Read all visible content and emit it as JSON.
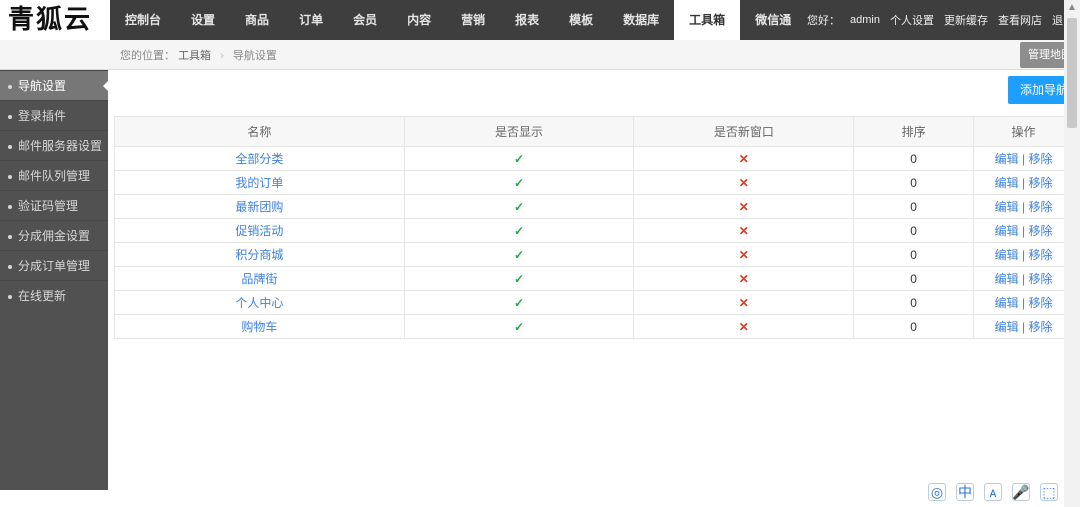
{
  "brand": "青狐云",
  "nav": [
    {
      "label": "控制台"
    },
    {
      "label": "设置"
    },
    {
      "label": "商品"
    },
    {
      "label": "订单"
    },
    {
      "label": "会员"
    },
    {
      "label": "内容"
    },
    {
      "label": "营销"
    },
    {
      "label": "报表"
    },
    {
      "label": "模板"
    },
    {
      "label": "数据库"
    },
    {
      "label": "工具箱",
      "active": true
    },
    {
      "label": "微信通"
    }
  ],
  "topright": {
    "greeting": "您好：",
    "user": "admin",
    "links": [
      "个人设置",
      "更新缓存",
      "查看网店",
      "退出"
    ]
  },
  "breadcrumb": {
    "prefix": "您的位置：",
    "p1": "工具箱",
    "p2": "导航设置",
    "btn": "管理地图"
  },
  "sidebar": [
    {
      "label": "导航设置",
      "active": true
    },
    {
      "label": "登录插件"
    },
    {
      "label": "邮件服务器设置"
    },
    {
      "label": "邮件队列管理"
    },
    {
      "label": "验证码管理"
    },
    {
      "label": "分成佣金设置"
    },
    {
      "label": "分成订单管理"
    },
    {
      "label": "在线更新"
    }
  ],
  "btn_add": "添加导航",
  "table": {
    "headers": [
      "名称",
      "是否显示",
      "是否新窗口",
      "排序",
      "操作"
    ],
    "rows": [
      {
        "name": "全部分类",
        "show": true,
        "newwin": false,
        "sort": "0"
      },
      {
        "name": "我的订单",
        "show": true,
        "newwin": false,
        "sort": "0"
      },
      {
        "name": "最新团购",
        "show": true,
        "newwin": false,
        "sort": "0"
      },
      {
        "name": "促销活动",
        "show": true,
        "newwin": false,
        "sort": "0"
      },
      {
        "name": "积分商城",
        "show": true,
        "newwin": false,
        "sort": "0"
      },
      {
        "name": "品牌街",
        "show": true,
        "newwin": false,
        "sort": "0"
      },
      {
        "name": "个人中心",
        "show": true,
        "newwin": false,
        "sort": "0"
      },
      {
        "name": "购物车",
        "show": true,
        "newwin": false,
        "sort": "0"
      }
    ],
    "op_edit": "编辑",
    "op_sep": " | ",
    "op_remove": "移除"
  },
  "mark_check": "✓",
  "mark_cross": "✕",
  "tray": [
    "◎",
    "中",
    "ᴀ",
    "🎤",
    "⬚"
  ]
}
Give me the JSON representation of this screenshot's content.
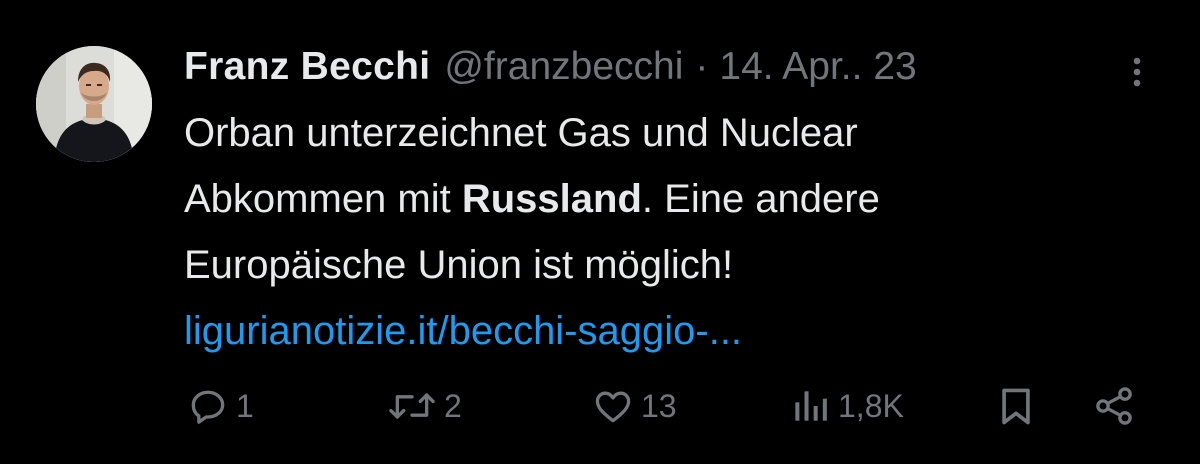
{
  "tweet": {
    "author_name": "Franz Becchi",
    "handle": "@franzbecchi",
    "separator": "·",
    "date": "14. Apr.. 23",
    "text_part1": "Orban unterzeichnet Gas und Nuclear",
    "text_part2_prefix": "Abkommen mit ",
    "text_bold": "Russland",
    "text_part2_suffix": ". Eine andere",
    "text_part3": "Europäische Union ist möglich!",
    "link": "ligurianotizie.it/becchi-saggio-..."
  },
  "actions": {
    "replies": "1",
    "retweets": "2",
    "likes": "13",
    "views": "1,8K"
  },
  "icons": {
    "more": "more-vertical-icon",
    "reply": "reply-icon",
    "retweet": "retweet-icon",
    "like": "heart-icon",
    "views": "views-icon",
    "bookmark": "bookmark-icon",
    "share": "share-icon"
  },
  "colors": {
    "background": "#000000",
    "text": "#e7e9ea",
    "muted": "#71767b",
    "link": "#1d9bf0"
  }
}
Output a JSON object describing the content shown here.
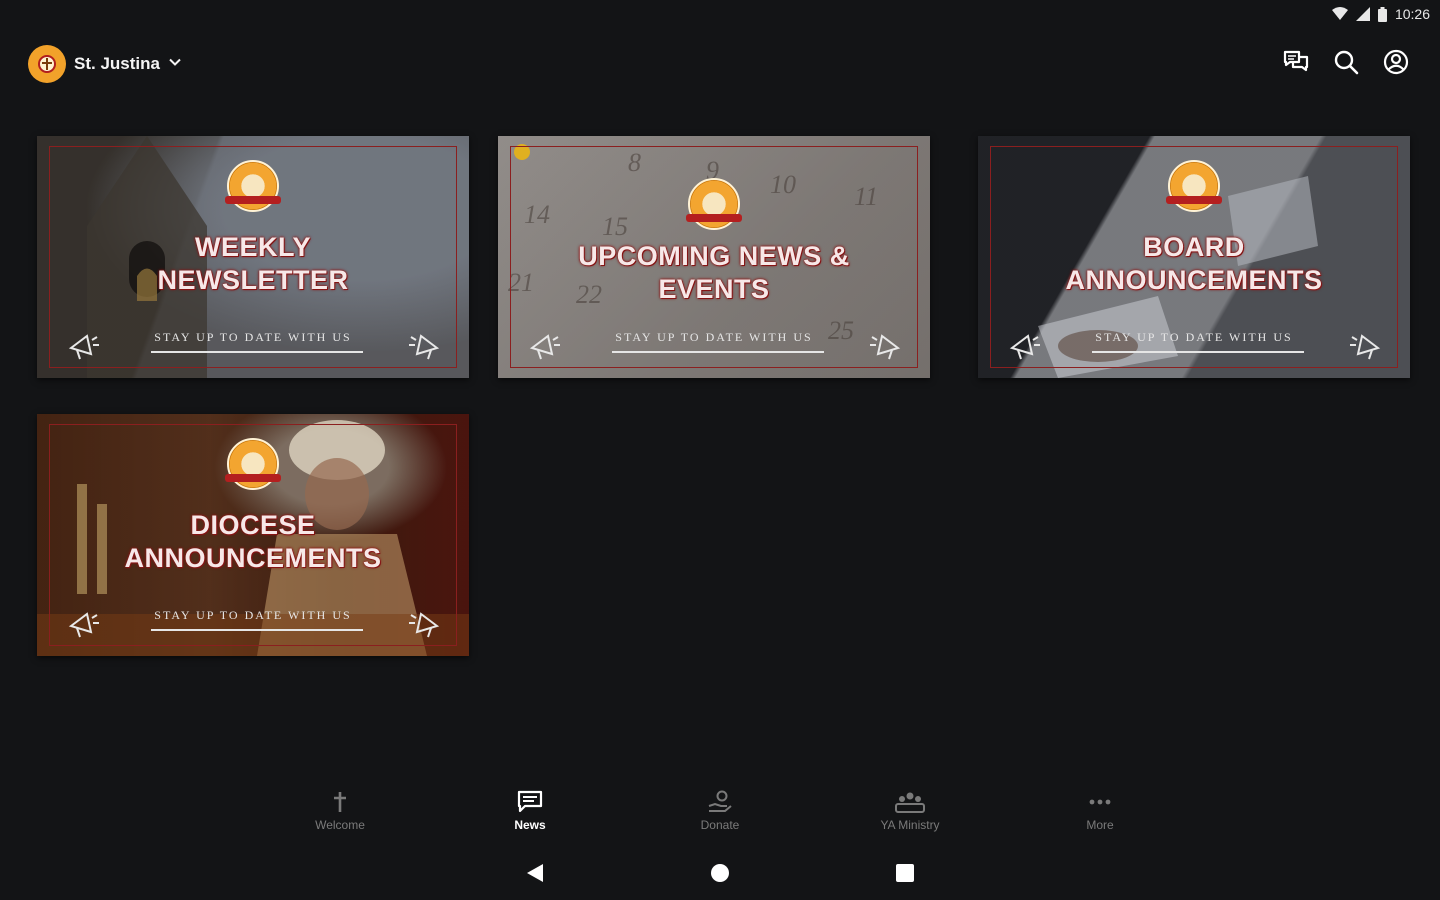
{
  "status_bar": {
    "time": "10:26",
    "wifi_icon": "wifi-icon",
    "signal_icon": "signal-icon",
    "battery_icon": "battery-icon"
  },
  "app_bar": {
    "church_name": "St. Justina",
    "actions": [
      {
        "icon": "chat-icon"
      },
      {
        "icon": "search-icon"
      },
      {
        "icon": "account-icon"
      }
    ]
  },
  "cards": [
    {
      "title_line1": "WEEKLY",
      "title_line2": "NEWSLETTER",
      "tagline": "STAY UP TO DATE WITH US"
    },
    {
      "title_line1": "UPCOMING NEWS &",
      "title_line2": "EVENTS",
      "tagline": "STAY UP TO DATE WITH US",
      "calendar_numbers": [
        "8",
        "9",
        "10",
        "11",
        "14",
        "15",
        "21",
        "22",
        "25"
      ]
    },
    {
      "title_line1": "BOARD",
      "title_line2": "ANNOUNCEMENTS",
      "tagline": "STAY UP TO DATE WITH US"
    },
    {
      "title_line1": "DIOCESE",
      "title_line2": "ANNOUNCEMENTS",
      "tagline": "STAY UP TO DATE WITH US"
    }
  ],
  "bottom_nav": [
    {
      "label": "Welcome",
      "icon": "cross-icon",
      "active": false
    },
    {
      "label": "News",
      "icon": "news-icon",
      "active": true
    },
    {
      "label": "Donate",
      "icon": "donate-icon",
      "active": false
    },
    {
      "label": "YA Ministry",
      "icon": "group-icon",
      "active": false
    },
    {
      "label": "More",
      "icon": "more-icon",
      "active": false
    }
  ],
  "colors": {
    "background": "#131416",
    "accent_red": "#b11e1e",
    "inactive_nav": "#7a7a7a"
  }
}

▸ **Goal of the exercise**
Every entry above needs to be retyped exactly; drop the pictures.

▸ **Finished exercise**
Read all visible content and emit it as JSON.
{
  "brand": "青狐云",
  "nav": [
    {
      "label": "控制台"
    },
    {
      "label": "设置"
    },
    {
      "label": "商品"
    },
    {
      "label": "订单"
    },
    {
      "label": "会员"
    },
    {
      "label": "内容"
    },
    {
      "label": "营销"
    },
    {
      "label": "报表"
    },
    {
      "label": "模板"
    },
    {
      "label": "数据库"
    },
    {
      "label": "工具箱",
      "active": true
    },
    {
      "label": "微信通"
    }
  ],
  "topright": {
    "greeting": "您好：",
    "user": "admin",
    "links": [
      "个人设置",
      "更新缓存",
      "查看网店",
      "退出"
    ]
  },
  "breadcrumb": {
    "prefix": "您的位置：",
    "p1": "工具箱",
    "p2": "导航设置",
    "btn": "管理地图"
  },
  "sidebar": [
    {
      "label": "导航设置",
      "active": true
    },
    {
      "label": "登录插件"
    },
    {
      "label": "邮件服务器设置"
    },
    {
      "label": "邮件队列管理"
    },
    {
      "label": "验证码管理"
    },
    {
      "label": "分成佣金设置"
    },
    {
      "label": "分成订单管理"
    },
    {
      "label": "在线更新"
    }
  ],
  "btn_add": "添加导航",
  "table": {
    "headers": [
      "名称",
      "是否显示",
      "是否新窗口",
      "排序",
      "操作"
    ],
    "rows": [
      {
        "name": "全部分类",
        "show": true,
        "newwin": false,
        "sort": "0"
      },
      {
        "name": "我的订单",
        "show": true,
        "newwin": false,
        "sort": "0"
      },
      {
        "name": "最新团购",
        "show": true,
        "newwin": false,
        "sort": "0"
      },
      {
        "name": "促销活动",
        "show": true,
        "newwin": false,
        "sort": "0"
      },
      {
        "name": "积分商城",
        "show": true,
        "newwin": false,
        "sort": "0"
      },
      {
        "name": "品牌街",
        "show": true,
        "newwin": false,
        "sort": "0"
      },
      {
        "name": "个人中心",
        "show": true,
        "newwin": false,
        "sort": "0"
      },
      {
        "name": "购物车",
        "show": true,
        "newwin": false,
        "sort": "0"
      }
    ],
    "op_edit": "编辑",
    "op_sep": " | ",
    "op_remove": "移除"
  },
  "mark_check": "✓",
  "mark_cross": "✕",
  "tray": [
    "◎",
    "中",
    "ᴀ",
    "🎤",
    "⬚"
  ]
}
Give me the JSON representation of this screenshot's content.
{
  "tweet": {
    "author_name": "Franz Becchi",
    "handle": "@franzbecchi",
    "separator": "·",
    "date": "14. Apr.. 23",
    "text_part1": "Orban unterzeichnet Gas und Nuclear",
    "text_part2_prefix": "Abkommen mit ",
    "text_bold": "Russland",
    "text_part2_suffix": ". Eine andere",
    "text_part3": "Europäische Union ist möglich!",
    "link": "ligurianotizie.it/becchi-saggio-..."
  },
  "actions": {
    "replies": "1",
    "retweets": "2",
    "likes": "13",
    "views": "1,8K"
  },
  "icons": {
    "more": "more-vertical-icon",
    "reply": "reply-icon",
    "retweet": "retweet-icon",
    "like": "heart-icon",
    "views": "views-icon",
    "bookmark": "bookmark-icon",
    "share": "share-icon"
  },
  "colors": {
    "background": "#000000",
    "text": "#e7e9ea",
    "muted": "#71767b",
    "link": "#1d9bf0"
  }
}
Output a JSON object describing the content shown here.
{
  "status_bar": {
    "time": "10:26",
    "wifi_icon": "wifi-icon",
    "signal_icon": "signal-icon",
    "battery_icon": "battery-icon"
  },
  "app_bar": {
    "church_name": "St. Justina",
    "actions": [
      {
        "icon": "chat-icon"
      },
      {
        "icon": "search-icon"
      },
      {
        "icon": "account-icon"
      }
    ]
  },
  "cards": [
    {
      "title_line1": "WEEKLY",
      "title_line2": "NEWSLETTER",
      "tagline": "STAY UP TO DATE WITH US"
    },
    {
      "title_line1": "UPCOMING NEWS &",
      "title_line2": "EVENTS",
      "tagline": "STAY UP TO DATE WITH US",
      "calendar_numbers": [
        "8",
        "9",
        "10",
        "11",
        "14",
        "15",
        "21",
        "22",
        "25"
      ]
    },
    {
      "title_line1": "BOARD",
      "title_line2": "ANNOUNCEMENTS",
      "tagline": "STAY UP TO DATE WITH US"
    },
    {
      "title_line1": "DIOCESE",
      "title_line2": "ANNOUNCEMENTS",
      "tagline": "STAY UP TO DATE WITH US"
    }
  ],
  "bottom_nav": [
    {
      "label": "Welcome",
      "icon": "cross-icon",
      "active": false
    },
    {
      "label": "News",
      "icon": "news-icon",
      "active": true
    },
    {
      "label": "Donate",
      "icon": "donate-icon",
      "active": false
    },
    {
      "label": "YA Ministry",
      "icon": "group-icon",
      "active": false
    },
    {
      "label": "More",
      "icon": "more-icon",
      "active": false
    }
  ],
  "colors": {
    "background": "#131416",
    "accent_red": "#b11e1e",
    "inactive_nav": "#7a7a7a"
  }
}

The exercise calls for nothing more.